■ Work instructions: Without the pictures, can you quote each line below exactly?

--- START Data ---

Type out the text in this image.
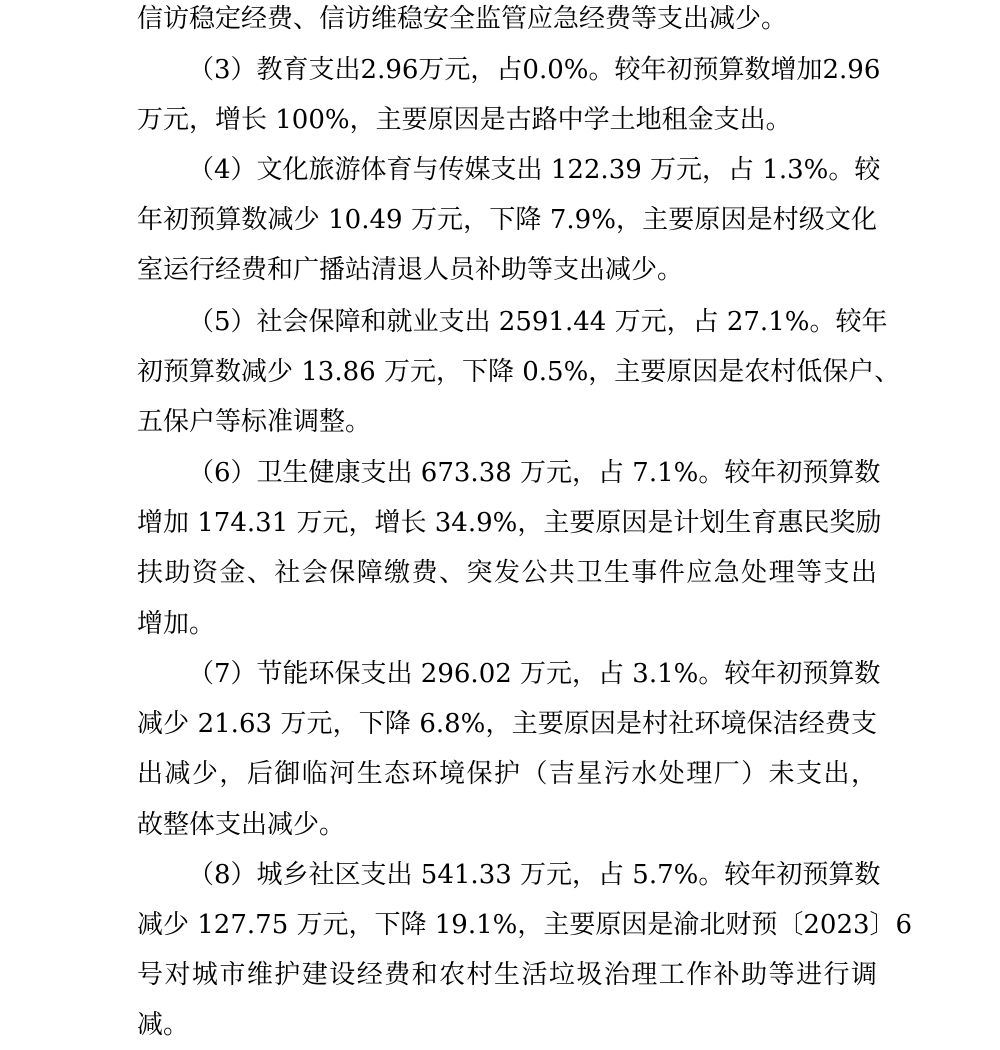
信访稳定经费、信访维稳安全监管应急经费等支出减少。
（3）教育支出2.96万元，占0.0%。较年初预算数增加2.96
万元，增长 100%，主要原因是古路中学土地租金支出。
（4）文化旅游体育与传媒支出 122.39 万元，占 1.3%。较
年初预算数减少 10.49 万元，下降 7.9%，主要原因是村级文化
室运行经费和广播站清退人员补助等支出减少。
（5）社会保障和就业支出 2591.44 万元，占 27.1%。较年
初预算数减少 13.86 万元，下降 0.5%，主要原因是农村低保户、
五保户等标准调整。
（6）卫生健康支出 673.38 万元，占 7.1%。较年初预算数
增加 174.31 万元，增长 34.9%，主要原因是计划生育惠民奖励
扶助资金、社会保障缴费、突发公共卫生事件应急处理等支出
增加。
（7）节能环保支出 296.02 万元，占 3.1%。较年初预算数
减少 21.63 万元，下降 6.8%，主要原因是村社环境保洁经费支
出减少，后御临河生态环境保护（吉星污水处理厂）未支出，
故整体支出减少。
（8）城乡社区支出 541.33 万元，占 5.7%。较年初预算数
减少 127.75 万元，下降 19.1%，主要原因是渝北财预〔2023〕6
号对城市维护建设经费和农村生活垃圾治理工作补助等进行调
减。
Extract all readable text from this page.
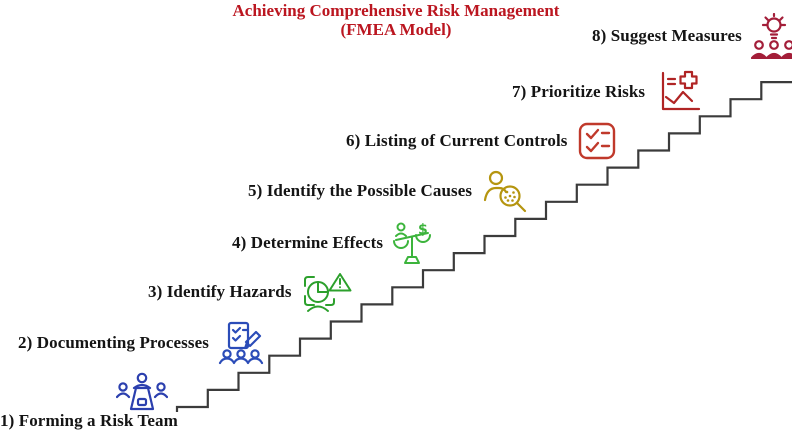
Achieving Comprehensive Risk Management
(FMEA Model)
1) Forming a Risk Team
2) Documenting Processes
3) Identify Hazards
4) Determine Effects
$
5) Identify the Possible Causes
6) Listing of Current Controls
7) Prioritize Risks
8) Suggest Measures
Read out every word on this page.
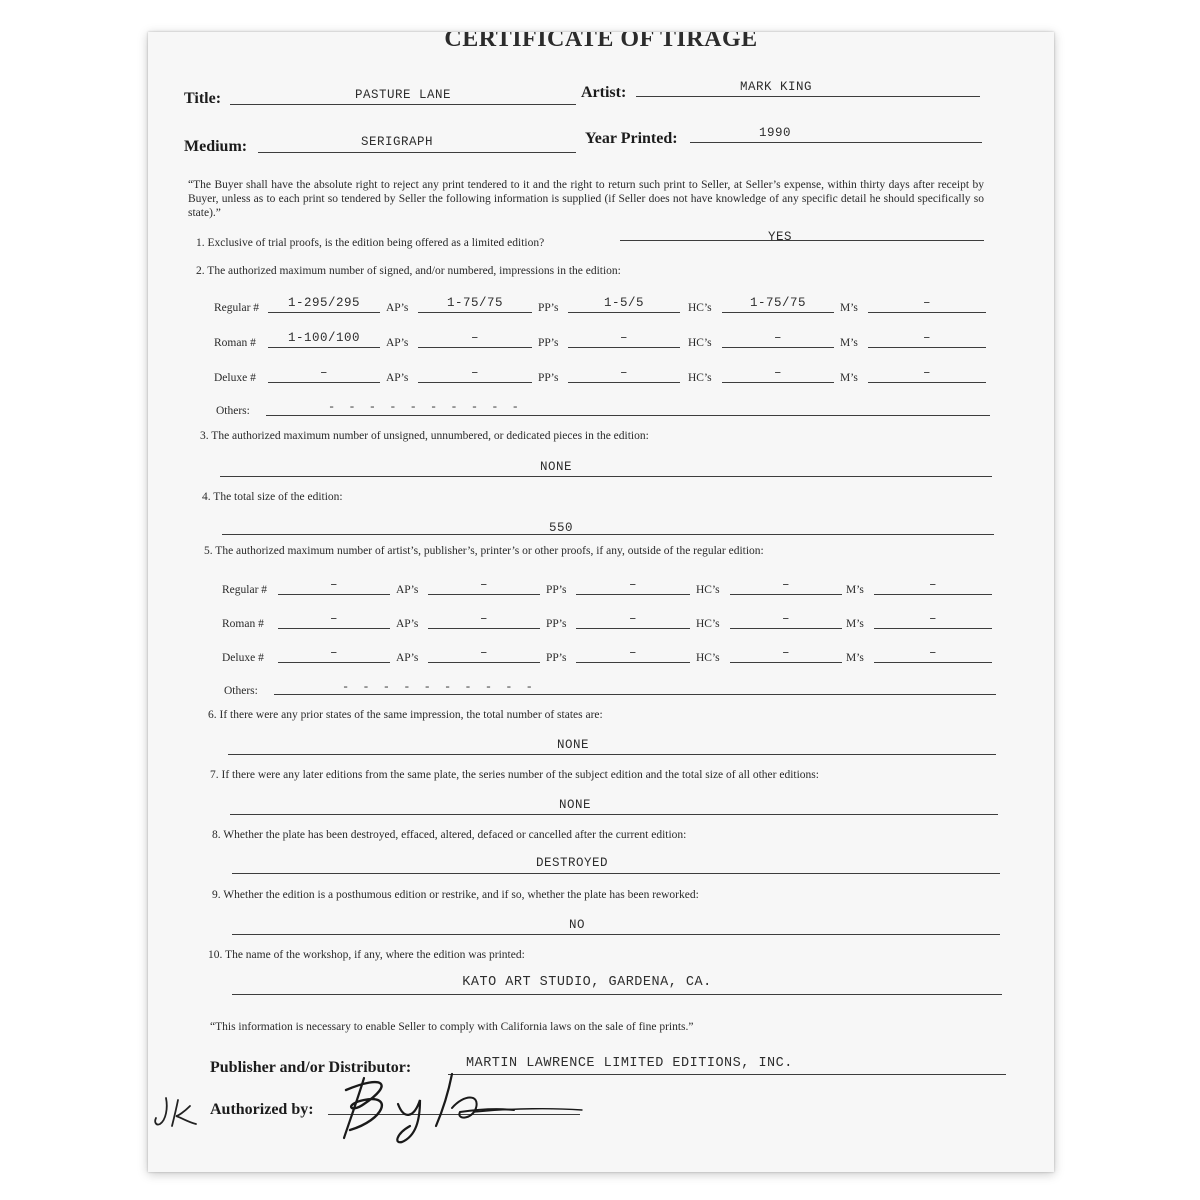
CERTIFICATE OF TIRAGE
Title:	PASTURE LANE	Artist:	MARK KING
Medium:	SERIGRAPH	Year Printed:	1990
“The Buyer shall have the absolute right to reject any print tendered to it and the right to return such print to Seller, at Seller’s expense, within thirty days after receipt by Buyer, unless as to each print so tendered by Seller the following information is supplied (if Seller does not have knowledge of any specific detail he should specifically so state).”
1. Exclusive of trial proofs, is the edition being offered as a limited edition?	YES
2. The authorized maximum number of signed, and/or numbered, impressions in the edition:
Others:	- - - - - - - - - -
3. The authorized maximum number of unsigned, unnumbered, or dedicated pieces in the edition:
NONE
4. The total size of the edition:
550
5. The authorized maximum number of artist’s, publisher’s, printer’s or other proofs, if any, outside of the regular edition:
Others:	- - - - - - - - - -
6. If there were any prior states of the same impression, the total number of states are:
NONE
7. If there were any later editions from the same plate, the series number of the subject edition and the total size of all other editions:
NONE
8. Whether the plate has been destroyed, effaced, altered, defaced or cancelled after the current edition:
DESTROYED
9. Whether the edition is a posthumous edition or restrike, and if so, whether the plate has been reworked:
NO
10. The name of the workshop, if any, where the edition was printed:
KATO ART STUDIO, GARDENA, CA.
“This information is necessary to enable Seller to comply with California laws on the sale of fine prints.”
Publisher and/or Distributor:	MARTIN LAWRENCE LIMITED EDITIONS, INC.
Authorized by:
Regular #	1-295/295	AP’s	1-75/75	PP’s	1-5/5	HC’s	1-75/75	M’s	–
Roman #	1-100/100	AP’s	–	PP’s	–	HC’s	–	M’s	–
Deluxe #	–	AP’s	–	PP’s	–	HC’s	–	M’s	–
Regular #	–	AP’s	–	PP’s	–	HC’s	–	M’s	–
Roman #	–	AP’s	–	PP’s	–	HC’s	–	M’s	–
Deluxe #	–	AP’s	–	PP’s	–	HC’s	–	M’s	–
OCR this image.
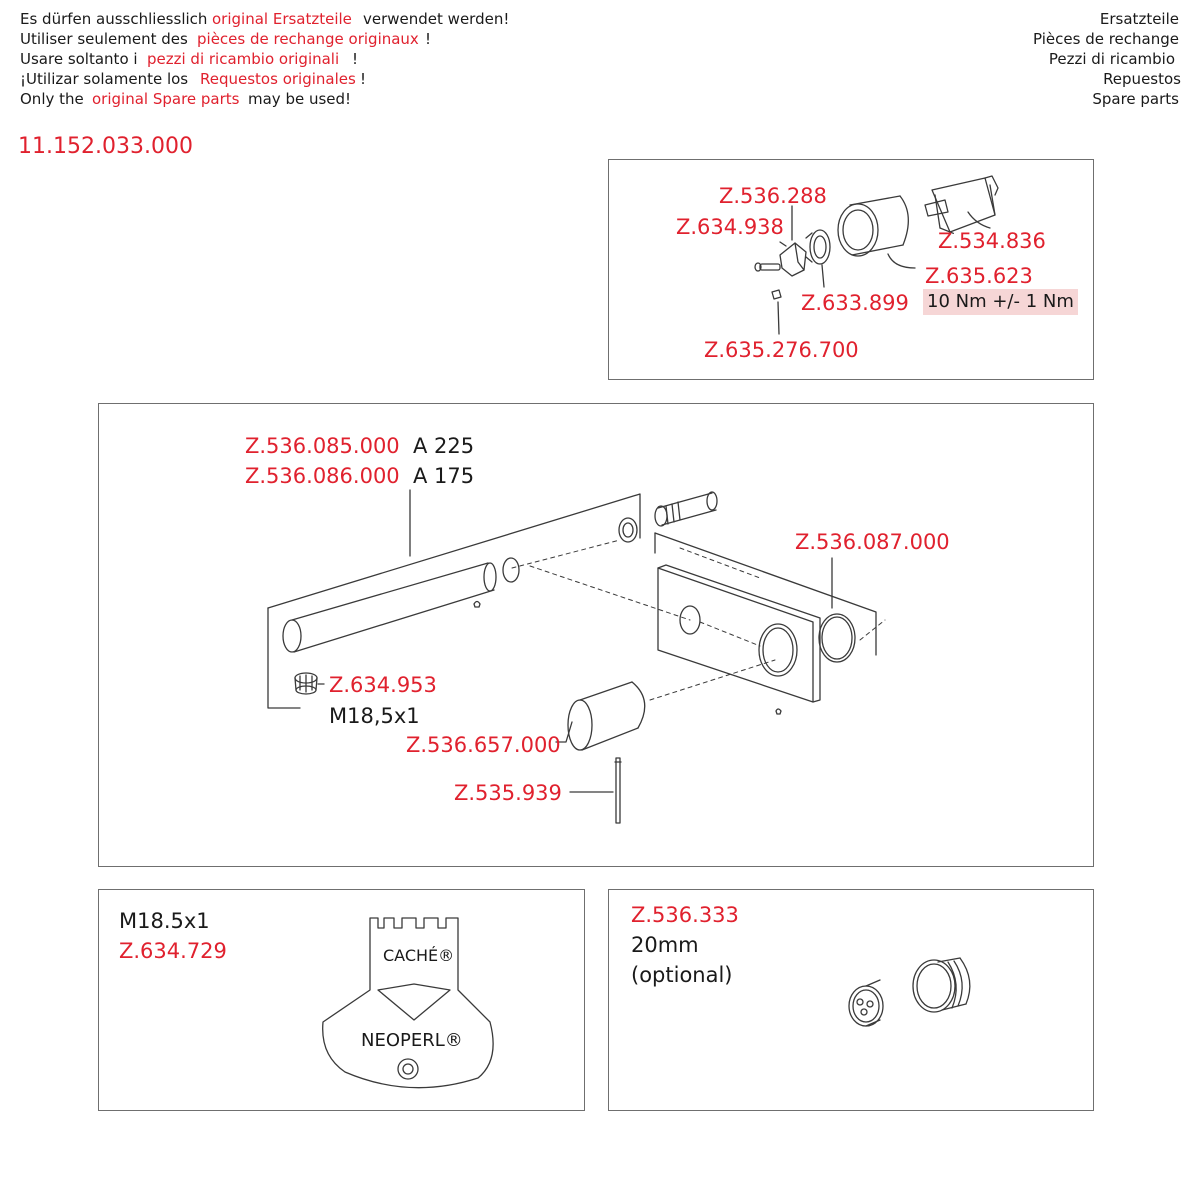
Es dürfen ausschliesslich original Ersatzteile verwendet werden!
Utiliser seulement des pièces de rechange originaux !
Usare soltanto i pezzi di ricambio originali !
¡Utilizar solamente los Requestos originales !
Only the original Spare parts may be used!
Ersatzteile
Pièces de rechange
Pezzi di ricambio
Repuestos
Spare parts
11.152.033.000
Z.536.288
Z.634.938
Z.534.836
Z.635.623
10 Nm +/- 1 Nm
Z.633.899
Z.635.276.700
Z.536.085.000 A 225
Z.536.086.000 A 175
Z.536.087.000
Z.634.953
M18,5x1
Z.536.657.000
Z.535.939
M18.5x1
Z.634.729	CACHÉ®
NEOPERL®
Z.536.333
20mm
(optional)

--- END Data ---

■ Solution to this task:
Type out the text in this image.
信访稳定经费、信访维稳安全监管应急经费等支出减少。
（3）教育支出2.96万元，占0.0%。较年初预算数增加2.96
万元，增长 100%，主要原因是古路中学土地租金支出。
（4）文化旅游体育与传媒支出 122.39 万元，占 1.3%。较
年初预算数减少 10.49 万元，下降 7.9%，主要原因是村级文化
室运行经费和广播站清退人员补助等支出减少。
（5）社会保障和就业支出 2591.44 万元，占 27.1%。较年
初预算数减少 13.86 万元，下降 0.5%，主要原因是农村低保户、
五保户等标准调整。
（6）卫生健康支出 673.38 万元，占 7.1%。较年初预算数
增加 174.31 万元，增长 34.9%，主要原因是计划生育惠民奖励
扶助资金、社会保障缴费、突发公共卫生事件应急处理等支出
增加。
（7）节能环保支出 296.02 万元，占 3.1%。较年初预算数
减少 21.63 万元，下降 6.8%，主要原因是村社环境保洁经费支
出减少，后御临河生态环境保护（吉星污水处理厂）未支出，
故整体支出减少。
（8）城乡社区支出 541.33 万元，占 5.7%。较年初预算数
减少 127.75 万元，下降 19.1%，主要原因是渝北财预〔2023〕6
号对城市维护建设经费和农村生活垃圾治理工作补助等进行调
减。
Extract all readable text from this page.
Achieving Comprehensive Risk Management
(FMEA Model)
1) Forming a Risk Team
2) Documenting Processes
3) Identify Hazards
4) Determine Effects
$
5) Identify the Possible Causes
6) Listing of Current Controls
7) Prioritize Risks
8) Suggest Measures
Read out every word on this page.
CERTIFICATE OF TIRAGE
Title:	PASTURE LANE	Artist:	MARK KING
Medium:	SERIGRAPH	Year Printed:	1990
“The Buyer shall have the absolute right to reject any print tendered to it and the right to return such print to Seller, at Seller’s expense, within thirty days after receipt by Buyer, unless as to each print so tendered by Seller the following information is supplied (if Seller does not have knowledge of any specific detail he should specifically so state).”
1. Exclusive of trial proofs, is the edition being offered as a limited edition?	YES
2. The authorized maximum number of signed, and/or numbered, impressions in the edition:
Others:	- - - - - - - - - -
3. The authorized maximum number of unsigned, unnumbered, or dedicated pieces in the edition:
NONE
4. The total size of the edition:
550
5. The authorized maximum number of artist’s, publisher’s, printer’s or other proofs, if any, outside of the regular edition:
Others:	- - - - - - - - - -
6. If there were any prior states of the same impression, the total number of states are:
NONE
7. If there were any later editions from the same plate, the series number of the subject edition and the total size of all other editions:
NONE
8. Whether the plate has been destroyed, effaced, altered, defaced or cancelled after the current edition:
DESTROYED
9. Whether the edition is a posthumous edition or restrike, and if so, whether the plate has been reworked:
NO
10. The name of the workshop, if any, where the edition was printed:
KATO ART STUDIO, GARDENA, CA.
“This information is necessary to enable Seller to comply with California laws on the sale of fine prints.”
Publisher and/or Distributor:	MARTIN LAWRENCE LIMITED EDITIONS, INC.
Authorized by:
Regular #	1-295/295	AP’s	1-75/75	PP’s	1-5/5	HC’s	1-75/75	M’s	–
Roman #	1-100/100	AP’s	–	PP’s	–	HC’s	–	M’s	–
Deluxe #	–	AP’s	–	PP’s	–	HC’s	–	M’s	–
Regular #	–	AP’s	–	PP’s	–	HC’s	–	M’s	–
Roman #	–	AP’s	–	PP’s	–	HC’s	–	M’s	–
Deluxe #	–	AP’s	–	PP’s	–	HC’s	–	M’s	–
OCR this image.
Es dürfen ausschliesslich original Ersatzteile verwendet werden!
Utiliser seulement des pièces de rechange originaux !
Usare soltanto i pezzi di ricambio originali !
¡Utilizar solamente los Requestos originales !
Only the original Spare parts may be used!
Ersatzteile
Pièces de rechange
Pezzi di ricambio
Repuestos
Spare parts
11.152.033.000
Z.536.288
Z.634.938
Z.534.836
Z.635.623
10 Nm +/- 1 Nm
Z.633.899
Z.635.276.700
Z.536.085.000 A 225
Z.536.086.000 A 175
Z.536.087.000
Z.634.953
M18,5x1
Z.536.657.000
Z.535.939
M18.5x1
Z.634.729	CACHÉ®
NEOPERL®
Z.536.333
20mm
(optional)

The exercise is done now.